#### [Records to use]
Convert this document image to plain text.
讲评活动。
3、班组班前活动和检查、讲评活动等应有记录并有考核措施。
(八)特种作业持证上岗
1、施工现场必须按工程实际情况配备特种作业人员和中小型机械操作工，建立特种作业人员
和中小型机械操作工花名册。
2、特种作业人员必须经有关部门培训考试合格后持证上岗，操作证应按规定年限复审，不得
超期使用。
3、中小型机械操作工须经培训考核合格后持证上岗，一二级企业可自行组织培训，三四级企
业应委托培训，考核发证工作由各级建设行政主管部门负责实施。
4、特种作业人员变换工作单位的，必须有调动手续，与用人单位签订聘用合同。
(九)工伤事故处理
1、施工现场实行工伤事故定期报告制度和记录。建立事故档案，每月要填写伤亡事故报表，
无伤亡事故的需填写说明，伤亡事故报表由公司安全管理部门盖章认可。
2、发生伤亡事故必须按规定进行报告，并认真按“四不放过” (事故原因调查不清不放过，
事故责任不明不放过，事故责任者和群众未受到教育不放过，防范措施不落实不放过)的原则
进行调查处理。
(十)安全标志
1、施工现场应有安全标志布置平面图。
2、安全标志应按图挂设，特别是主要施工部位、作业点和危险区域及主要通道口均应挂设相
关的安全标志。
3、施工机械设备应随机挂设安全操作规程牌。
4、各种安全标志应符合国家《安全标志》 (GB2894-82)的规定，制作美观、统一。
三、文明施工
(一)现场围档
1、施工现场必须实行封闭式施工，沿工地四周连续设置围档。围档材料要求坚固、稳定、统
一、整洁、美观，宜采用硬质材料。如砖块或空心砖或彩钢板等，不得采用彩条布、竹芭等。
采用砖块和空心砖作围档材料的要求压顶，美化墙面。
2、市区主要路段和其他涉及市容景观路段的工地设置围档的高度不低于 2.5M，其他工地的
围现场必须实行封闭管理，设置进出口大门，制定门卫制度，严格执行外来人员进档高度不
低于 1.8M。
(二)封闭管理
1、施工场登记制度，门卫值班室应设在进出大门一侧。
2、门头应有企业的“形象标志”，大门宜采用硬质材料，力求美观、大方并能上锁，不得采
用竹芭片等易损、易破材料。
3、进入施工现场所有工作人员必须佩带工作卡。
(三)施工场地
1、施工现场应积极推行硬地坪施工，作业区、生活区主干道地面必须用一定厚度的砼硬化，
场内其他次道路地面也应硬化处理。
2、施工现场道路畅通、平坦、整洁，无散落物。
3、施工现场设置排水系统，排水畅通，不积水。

==

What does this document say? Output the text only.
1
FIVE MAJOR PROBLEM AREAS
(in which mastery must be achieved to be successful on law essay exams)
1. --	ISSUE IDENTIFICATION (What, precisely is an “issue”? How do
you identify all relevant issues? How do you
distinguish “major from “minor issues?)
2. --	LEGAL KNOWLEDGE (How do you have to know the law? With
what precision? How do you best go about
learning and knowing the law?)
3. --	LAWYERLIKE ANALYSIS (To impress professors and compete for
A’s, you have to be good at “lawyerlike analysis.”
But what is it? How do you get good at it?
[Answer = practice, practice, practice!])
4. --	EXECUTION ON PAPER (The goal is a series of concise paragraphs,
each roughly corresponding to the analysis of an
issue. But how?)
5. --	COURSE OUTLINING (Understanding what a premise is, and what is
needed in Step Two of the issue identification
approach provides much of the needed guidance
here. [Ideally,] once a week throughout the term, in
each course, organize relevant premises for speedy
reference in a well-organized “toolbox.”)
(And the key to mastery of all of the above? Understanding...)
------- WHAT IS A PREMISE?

==

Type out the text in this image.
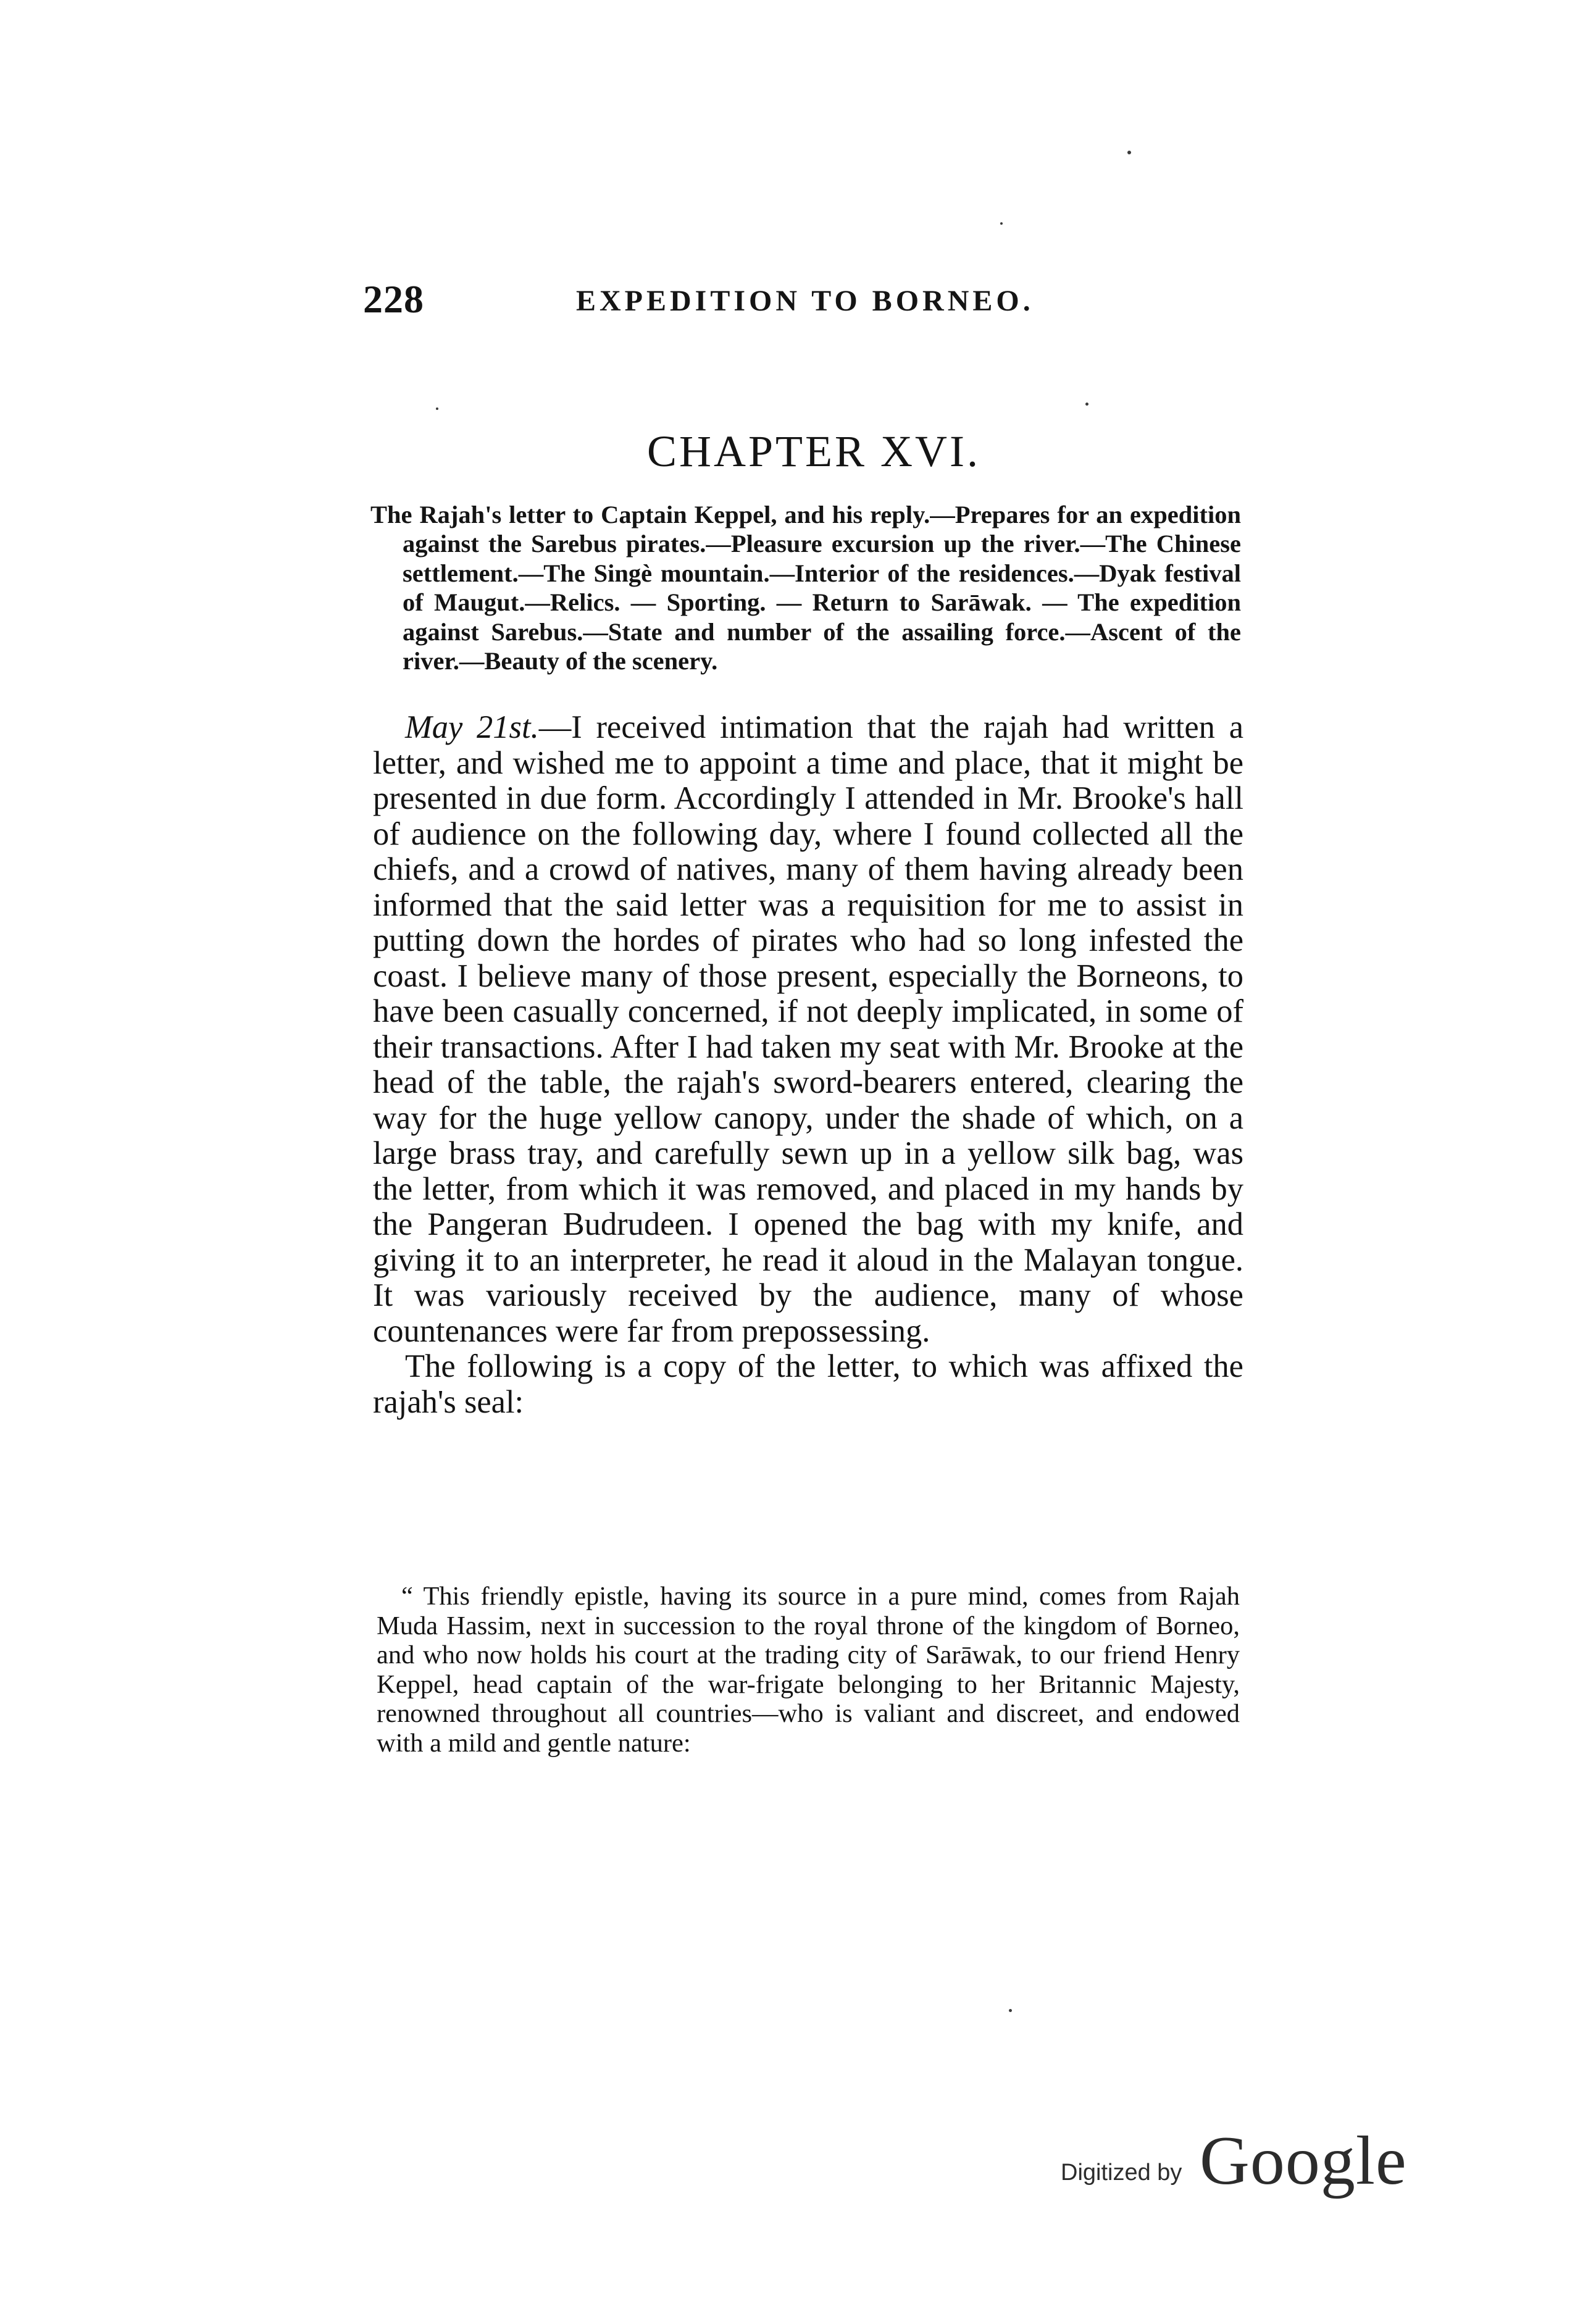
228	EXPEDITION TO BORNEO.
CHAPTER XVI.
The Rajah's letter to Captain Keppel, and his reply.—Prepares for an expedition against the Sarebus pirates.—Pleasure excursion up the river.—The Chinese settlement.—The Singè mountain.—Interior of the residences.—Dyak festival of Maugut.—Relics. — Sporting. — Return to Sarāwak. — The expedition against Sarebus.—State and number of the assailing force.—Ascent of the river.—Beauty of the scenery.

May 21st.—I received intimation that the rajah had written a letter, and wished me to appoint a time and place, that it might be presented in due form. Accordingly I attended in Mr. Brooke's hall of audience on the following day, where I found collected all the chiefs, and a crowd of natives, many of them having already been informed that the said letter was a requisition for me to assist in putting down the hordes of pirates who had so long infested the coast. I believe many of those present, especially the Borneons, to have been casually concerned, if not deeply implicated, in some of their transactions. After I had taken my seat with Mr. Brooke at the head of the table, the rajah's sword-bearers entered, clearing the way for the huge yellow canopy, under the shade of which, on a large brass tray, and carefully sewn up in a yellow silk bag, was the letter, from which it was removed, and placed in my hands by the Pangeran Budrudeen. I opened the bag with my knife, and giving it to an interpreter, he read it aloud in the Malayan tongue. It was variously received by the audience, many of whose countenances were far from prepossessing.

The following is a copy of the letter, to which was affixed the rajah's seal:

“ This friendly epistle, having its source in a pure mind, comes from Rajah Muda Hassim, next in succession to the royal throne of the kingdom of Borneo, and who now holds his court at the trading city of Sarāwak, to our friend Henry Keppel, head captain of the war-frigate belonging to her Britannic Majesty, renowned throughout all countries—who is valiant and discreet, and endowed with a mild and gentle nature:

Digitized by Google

#### [Stated problem]
Search the entries for the word "Keppel" and copy every line that has it.

#### [Right answer]
The Rajah's letter to Captain Keppel, and his reply.—Prepares for an expedition against the Sarebus pirates.—Pleasure excursion up the river.—The Chinese settlement.—The Singè mountain.—Interior of the residences.—Dyak festival of Maugut.—Relics. — Sporting. — Return to Sarāwak. — The expedition against Sarebus.—State and number of the assailing force.—Ascent of the river.—Beauty of the scenery.
“ This friendly epistle, having its source in a pure mind, comes from Rajah Muda Hassim, next in succession to the royal throne of the kingdom of Borneo, and who now holds his court at the trading city of Sarāwak, to our friend Henry Keppel, head captain of the war-frigate belonging to her Britannic Majesty, renowned throughout all countries—who is valiant and discreet, and endowed with a mild and gentle nature:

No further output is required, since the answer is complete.